● **Task**
In the material below, list every line carrying the string "Tools".
:: Rows
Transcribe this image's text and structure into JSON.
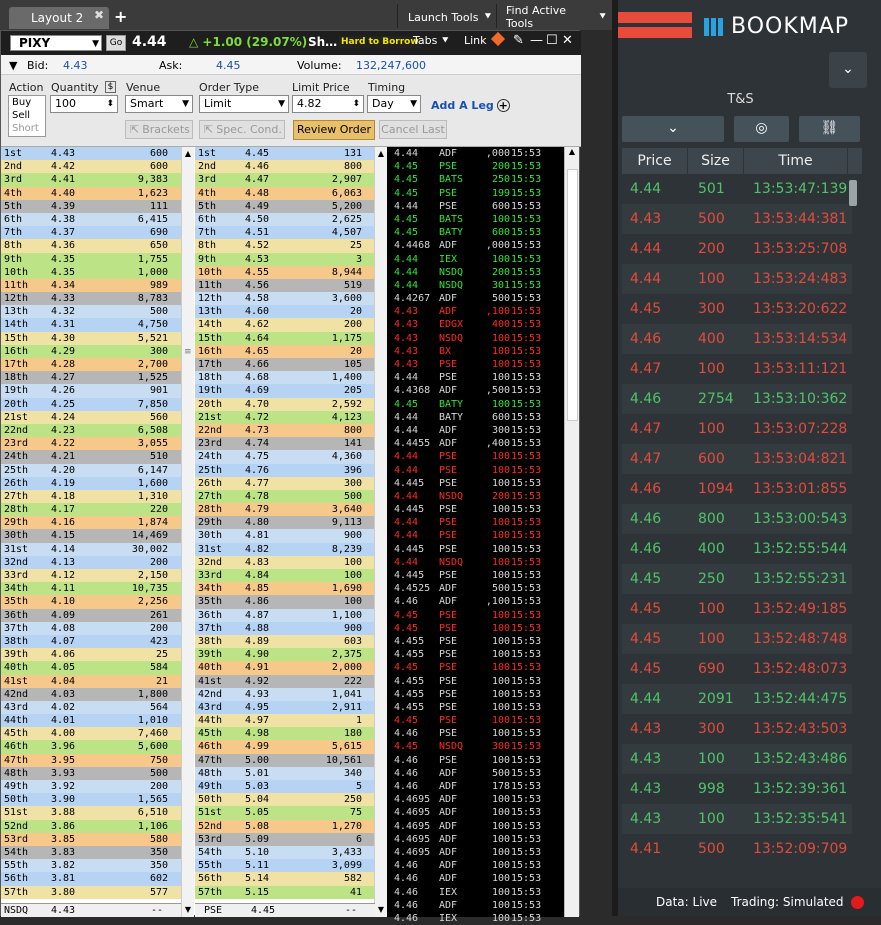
{
  "top": {
    "tab": "Layout 2",
    "launch": "Launch Tools",
    "find": "Find Active Tools"
  },
  "quote": {
    "symbol": "PIXY",
    "go": "Go",
    "last": "4.44",
    "change": "+1.00 (29.07%)",
    "name": "Sh…",
    "htb": "Hard to Borrow",
    "tabs": "Tabs",
    "link": "Link"
  },
  "bid": {
    "bid_label": "Bid:",
    "bid": "4.43",
    "ask_label": "Ask:",
    "ask": "4.45",
    "vol_label": "Volume:",
    "vol": "132,247,600"
  },
  "order": {
    "action_label": "Action",
    "qty_label": "Quantity",
    "venue_label": "Venue",
    "type_label": "Order Type",
    "limit_label": "Limit Price",
    "timing_label": "Timing",
    "actions": [
      "Buy",
      "Sell",
      "Short"
    ],
    "qty": "100",
    "venue": "Smart",
    "type": "Limit",
    "limit": "4.82",
    "timing": "Day",
    "add_leg": "Add A Leg",
    "brackets": "Brackets",
    "spec": "Spec. Cond.",
    "review": "Review Order",
    "cancel": "Cancel Last"
  },
  "colors": {
    "bookmap_red": "#e84b3c",
    "bookmap_blue": "#29a3e0",
    "up": "#4fc36b",
    "down": "#e34b3e",
    "ts_green": "#2ee832",
    "ts_red": "#ff2a1f"
  },
  "bids": [
    [
      "1st",
      "4.43",
      "600"
    ],
    [
      "2nd",
      "4.42",
      "600"
    ],
    [
      "3rd",
      "4.41",
      "9,383"
    ],
    [
      "4th",
      "4.40",
      "1,623"
    ],
    [
      "5th",
      "4.39",
      "111"
    ],
    [
      "6th",
      "4.38",
      "6,415"
    ],
    [
      "7th",
      "4.37",
      "690"
    ],
    [
      "8th",
      "4.36",
      "650"
    ],
    [
      "9th",
      "4.35",
      "1,755"
    ],
    [
      "10th",
      "4.35",
      "1,000"
    ],
    [
      "11th",
      "4.34",
      "989"
    ],
    [
      "12th",
      "4.33",
      "8,783"
    ],
    [
      "13th",
      "4.32",
      "500"
    ],
    [
      "14th",
      "4.31",
      "4,750"
    ],
    [
      "15th",
      "4.30",
      "5,521"
    ],
    [
      "16th",
      "4.29",
      "300"
    ],
    [
      "17th",
      "4.28",
      "2,700"
    ],
    [
      "18th",
      "4.27",
      "1,525"
    ],
    [
      "19th",
      "4.26",
      "901"
    ],
    [
      "20th",
      "4.25",
      "7,850"
    ],
    [
      "21st",
      "4.24",
      "560"
    ],
    [
      "22nd",
      "4.23",
      "6,508"
    ],
    [
      "23rd",
      "4.22",
      "3,055"
    ],
    [
      "24th",
      "4.21",
      "510"
    ],
    [
      "25th",
      "4.20",
      "6,147"
    ],
    [
      "26th",
      "4.19",
      "1,600"
    ],
    [
      "27th",
      "4.18",
      "1,310"
    ],
    [
      "28th",
      "4.17",
      "220"
    ],
    [
      "29th",
      "4.16",
      "1,874"
    ],
    [
      "30th",
      "4.15",
      "14,469"
    ],
    [
      "31st",
      "4.14",
      "30,002"
    ],
    [
      "32nd",
      "4.13",
      "200"
    ],
    [
      "33rd",
      "4.12",
      "2,150"
    ],
    [
      "34th",
      "4.11",
      "10,735"
    ],
    [
      "35th",
      "4.10",
      "2,256"
    ],
    [
      "36th",
      "4.09",
      "261"
    ],
    [
      "37th",
      "4.08",
      "200"
    ],
    [
      "38th",
      "4.07",
      "423"
    ],
    [
      "39th",
      "4.06",
      "25"
    ],
    [
      "40th",
      "4.05",
      "584"
    ],
    [
      "41st",
      "4.04",
      "21"
    ],
    [
      "42nd",
      "4.03",
      "1,800"
    ],
    [
      "43rd",
      "4.02",
      "564"
    ],
    [
      "44th",
      "4.01",
      "1,010"
    ],
    [
      "45th",
      "4.00",
      "7,460"
    ],
    [
      "46th",
      "3.96",
      "5,600"
    ],
    [
      "47th",
      "3.95",
      "750"
    ],
    [
      "48th",
      "3.93",
      "500"
    ],
    [
      "49th",
      "3.92",
      "200"
    ],
    [
      "50th",
      "3.90",
      "1,565"
    ],
    [
      "51st",
      "3.88",
      "6,510"
    ],
    [
      "52nd",
      "3.86",
      "1,106"
    ],
    [
      "53rd",
      "3.85",
      "580"
    ],
    [
      "54th",
      "3.83",
      "350"
    ],
    [
      "55th",
      "3.82",
      "350"
    ],
    [
      "56th",
      "3.81",
      "602"
    ],
    [
      "57th",
      "3.80",
      "577"
    ]
  ],
  "asks": [
    [
      "1st",
      "4.45",
      "131"
    ],
    [
      "2nd",
      "4.46",
      "800"
    ],
    [
      "3rd",
      "4.47",
      "2,907"
    ],
    [
      "4th",
      "4.48",
      "6,063"
    ],
    [
      "5th",
      "4.49",
      "5,200"
    ],
    [
      "6th",
      "4.50",
      "2,625"
    ],
    [
      "7th",
      "4.51",
      "4,507"
    ],
    [
      "8th",
      "4.52",
      "25"
    ],
    [
      "9th",
      "4.53",
      "3"
    ],
    [
      "10th",
      "4.55",
      "8,944"
    ],
    [
      "11th",
      "4.56",
      "519"
    ],
    [
      "12th",
      "4.58",
      "3,600"
    ],
    [
      "13th",
      "4.60",
      "20"
    ],
    [
      "14th",
      "4.62",
      "200"
    ],
    [
      "15th",
      "4.64",
      "1,175"
    ],
    [
      "16th",
      "4.65",
      "20"
    ],
    [
      "17th",
      "4.66",
      "105"
    ],
    [
      "18th",
      "4.68",
      "1,400"
    ],
    [
      "19th",
      "4.69",
      "205"
    ],
    [
      "20th",
      "4.70",
      "2,592"
    ],
    [
      "21st",
      "4.72",
      "4,123"
    ],
    [
      "22nd",
      "4.73",
      "800"
    ],
    [
      "23rd",
      "4.74",
      "141"
    ],
    [
      "24th",
      "4.75",
      "4,360"
    ],
    [
      "25th",
      "4.76",
      "396"
    ],
    [
      "26th",
      "4.77",
      "300"
    ],
    [
      "27th",
      "4.78",
      "500"
    ],
    [
      "28th",
      "4.79",
      "3,640"
    ],
    [
      "29th",
      "4.80",
      "9,113"
    ],
    [
      "30th",
      "4.81",
      "900"
    ],
    [
      "31st",
      "4.82",
      "8,239"
    ],
    [
      "32nd",
      "4.83",
      "100"
    ],
    [
      "33rd",
      "4.84",
      "100"
    ],
    [
      "34th",
      "4.85",
      "1,690"
    ],
    [
      "35th",
      "4.86",
      "100"
    ],
    [
      "36th",
      "4.87",
      "1,100"
    ],
    [
      "37th",
      "4.88",
      "900"
    ],
    [
      "38th",
      "4.89",
      "603"
    ],
    [
      "39th",
      "4.90",
      "2,375"
    ],
    [
      "40th",
      "4.91",
      "2,000"
    ],
    [
      "41st",
      "4.92",
      "222"
    ],
    [
      "42nd",
      "4.93",
      "1,041"
    ],
    [
      "43rd",
      "4.95",
      "2,911"
    ],
    [
      "44th",
      "4.97",
      "1"
    ],
    [
      "45th",
      "4.98",
      "180"
    ],
    [
      "46th",
      "4.99",
      "5,615"
    ],
    [
      "47th",
      "5.00",
      "10,561"
    ],
    [
      "48th",
      "5.01",
      "340"
    ],
    [
      "49th",
      "5.03",
      "5"
    ],
    [
      "50th",
      "5.04",
      "250"
    ],
    [
      "51st",
      "5.05",
      "75"
    ],
    [
      "52nd",
      "5.08",
      "1,270"
    ],
    [
      "53rd",
      "5.09",
      "6"
    ],
    [
      "54th",
      "5.10",
      "3,433"
    ],
    [
      "55th",
      "5.11",
      "3,099"
    ],
    [
      "56th",
      "5.14",
      "582"
    ],
    [
      "57th",
      "5.15",
      "41"
    ]
  ],
  "bid_bottom": [
    "NSDQ",
    "4.43",
    "--"
  ],
  "ask_bottom": [
    "PSE",
    "4.45",
    "--"
  ],
  "ts": [
    [
      "4.44",
      "ADF",
      ",000",
      "15:53",
      "w"
    ],
    [
      "4.45",
      "PSE",
      "200",
      "15:53",
      "g"
    ],
    [
      "4.45",
      "BATS",
      "250",
      "15:53",
      "g"
    ],
    [
      "4.45",
      "PSE",
      "199",
      "15:53",
      "g"
    ],
    [
      "4.44",
      "PSE",
      "600",
      "15:53",
      "w"
    ],
    [
      "4.45",
      "BATS",
      "100",
      "15:53",
      "g"
    ],
    [
      "4.45",
      "BATY",
      "600",
      "15:53",
      "g"
    ],
    [
      "4.4468",
      "ADF",
      ",000",
      "15:53",
      "w"
    ],
    [
      "4.44",
      "IEX",
      "100",
      "15:53",
      "g"
    ],
    [
      "4.44",
      "NSDQ",
      "200",
      "15:53",
      "g"
    ],
    [
      "4.44",
      "NSDQ",
      "301",
      "15:53",
      "g"
    ],
    [
      "4.4267",
      "ADF",
      "500",
      "15:53",
      "w"
    ],
    [
      "4.43",
      "ADF",
      ",100",
      "15:53",
      "r"
    ],
    [
      "4.43",
      "EDGX",
      "400",
      "15:53",
      "r"
    ],
    [
      "4.43",
      "NSDQ",
      "100",
      "15:53",
      "r"
    ],
    [
      "4.43",
      "BX",
      "100",
      "15:53",
      "r"
    ],
    [
      "4.43",
      "PSE",
      "100",
      "15:53",
      "r"
    ],
    [
      "4.44",
      "PSE",
      "100",
      "15:53",
      "w"
    ],
    [
      "4.4368",
      "ADF",
      ",500",
      "15:53",
      "w"
    ],
    [
      "4.45",
      "BATY",
      "100",
      "15:53",
      "g"
    ],
    [
      "4.44",
      "BATY",
      "600",
      "15:53",
      "w"
    ],
    [
      "4.44",
      "ADF",
      "300",
      "15:53",
      "w"
    ],
    [
      "4.4455",
      "ADF",
      ",400",
      "15:53",
      "w"
    ],
    [
      "4.44",
      "PSE",
      "100",
      "15:53",
      "r"
    ],
    [
      "4.44",
      "PSE",
      "100",
      "15:53",
      "r"
    ],
    [
      "4.445",
      "PSE",
      "100",
      "15:53",
      "w"
    ],
    [
      "4.44",
      "NSDQ",
      "200",
      "15:53",
      "r"
    ],
    [
      "4.445",
      "PSE",
      "100",
      "15:53",
      "w"
    ],
    [
      "4.44",
      "PSE",
      "100",
      "15:53",
      "r"
    ],
    [
      "4.44",
      "PSE",
      "100",
      "15:53",
      "r"
    ],
    [
      "4.445",
      "PSE",
      "100",
      "15:53",
      "w"
    ],
    [
      "4.44",
      "NSDQ",
      "100",
      "15:53",
      "r"
    ],
    [
      "4.445",
      "PSE",
      "100",
      "15:53",
      "w"
    ],
    [
      "4.4525",
      "ADF",
      "500",
      "15:53",
      "w"
    ],
    [
      "4.46",
      "ADF",
      ",100",
      "15:53",
      "w"
    ],
    [
      "4.45",
      "PSE",
      "100",
      "15:53",
      "r"
    ],
    [
      "4.45",
      "PSE",
      "100",
      "15:53",
      "r"
    ],
    [
      "4.455",
      "PSE",
      "100",
      "15:53",
      "w"
    ],
    [
      "4.455",
      "PSE",
      "100",
      "15:53",
      "w"
    ],
    [
      "4.45",
      "PSE",
      "100",
      "15:53",
      "r"
    ],
    [
      "4.455",
      "PSE",
      "100",
      "15:53",
      "w"
    ],
    [
      "4.455",
      "PSE",
      "100",
      "15:53",
      "w"
    ],
    [
      "4.455",
      "PSE",
      "100",
      "15:53",
      "w"
    ],
    [
      "4.45",
      "PSE",
      "100",
      "15:53",
      "r"
    ],
    [
      "4.46",
      "PSE",
      "100",
      "15:53",
      "w"
    ],
    [
      "4.45",
      "NSDQ",
      "300",
      "15:53",
      "r"
    ],
    [
      "4.46",
      "PSE",
      "100",
      "15:53",
      "w"
    ],
    [
      "4.46",
      "ADF",
      "500",
      "15:53",
      "w"
    ],
    [
      "4.46",
      "ADF",
      "178",
      "15:53",
      "w"
    ],
    [
      "4.4695",
      "ADF",
      "100",
      "15:53",
      "w"
    ],
    [
      "4.4695",
      "ADF",
      "100",
      "15:53",
      "w"
    ],
    [
      "4.4695",
      "ADF",
      "100",
      "15:53",
      "w"
    ],
    [
      "4.4695",
      "ADF",
      "100",
      "15:53",
      "w"
    ],
    [
      "4.4695",
      "ADF",
      "100",
      "15:53",
      "w"
    ],
    [
      "4.46",
      "ADF",
      "100",
      "15:53",
      "w"
    ],
    [
      "4.46",
      "ADF",
      "100",
      "15:53",
      "w"
    ],
    [
      "4.46",
      "IEX",
      "100",
      "15:53",
      "w"
    ],
    [
      "4.46",
      "ADF",
      "100",
      "15:53",
      "w"
    ],
    [
      "4.46",
      "IEX",
      "100",
      "15:53",
      "w"
    ]
  ],
  "bookmap": {
    "title": "BOOKMAP",
    "ts_label": "T&S",
    "cols": [
      "Price",
      "Size",
      "Time"
    ],
    "rows": [
      [
        "4.44",
        "501",
        "13:53:47:139",
        "u"
      ],
      [
        "4.43",
        "500",
        "13:53:44:381",
        "d"
      ],
      [
        "4.44",
        "200",
        "13:53:25:708",
        "d"
      ],
      [
        "4.44",
        "100",
        "13:53:24:483",
        "d"
      ],
      [
        "4.45",
        "300",
        "13:53:20:622",
        "d"
      ],
      [
        "4.46",
        "400",
        "13:53:14:534",
        "d"
      ],
      [
        "4.47",
        "100",
        "13:53:11:121",
        "d"
      ],
      [
        "4.46",
        "2754",
        "13:53:10:362",
        "u"
      ],
      [
        "4.47",
        "100",
        "13:53:07:228",
        "d"
      ],
      [
        "4.47",
        "600",
        "13:53:04:821",
        "d"
      ],
      [
        "4.46",
        "1094",
        "13:53:01:855",
        "d"
      ],
      [
        "4.46",
        "800",
        "13:53:00:543",
        "u"
      ],
      [
        "4.46",
        "400",
        "13:52:55:544",
        "u"
      ],
      [
        "4.45",
        "250",
        "13:52:55:231",
        "u"
      ],
      [
        "4.45",
        "100",
        "13:52:49:185",
        "d"
      ],
      [
        "4.45",
        "100",
        "13:52:48:748",
        "d"
      ],
      [
        "4.45",
        "690",
        "13:52:48:073",
        "d"
      ],
      [
        "4.44",
        "2091",
        "13:52:44:475",
        "u"
      ],
      [
        "4.43",
        "300",
        "13:52:43:503",
        "d"
      ],
      [
        "4.43",
        "100",
        "13:52:43:486",
        "u"
      ],
      [
        "4.43",
        "998",
        "13:52:39:361",
        "u"
      ],
      [
        "4.43",
        "100",
        "13:52:35:541",
        "u"
      ],
      [
        "4.41",
        "500",
        "13:52:09:709",
        "d"
      ]
    ],
    "data_status": "Data: Live",
    "trading_status": "Trading: Simulated"
  }
}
::::
● **Full output**
    "launch": "Launch Tools",
    "find": "Find Active Tools"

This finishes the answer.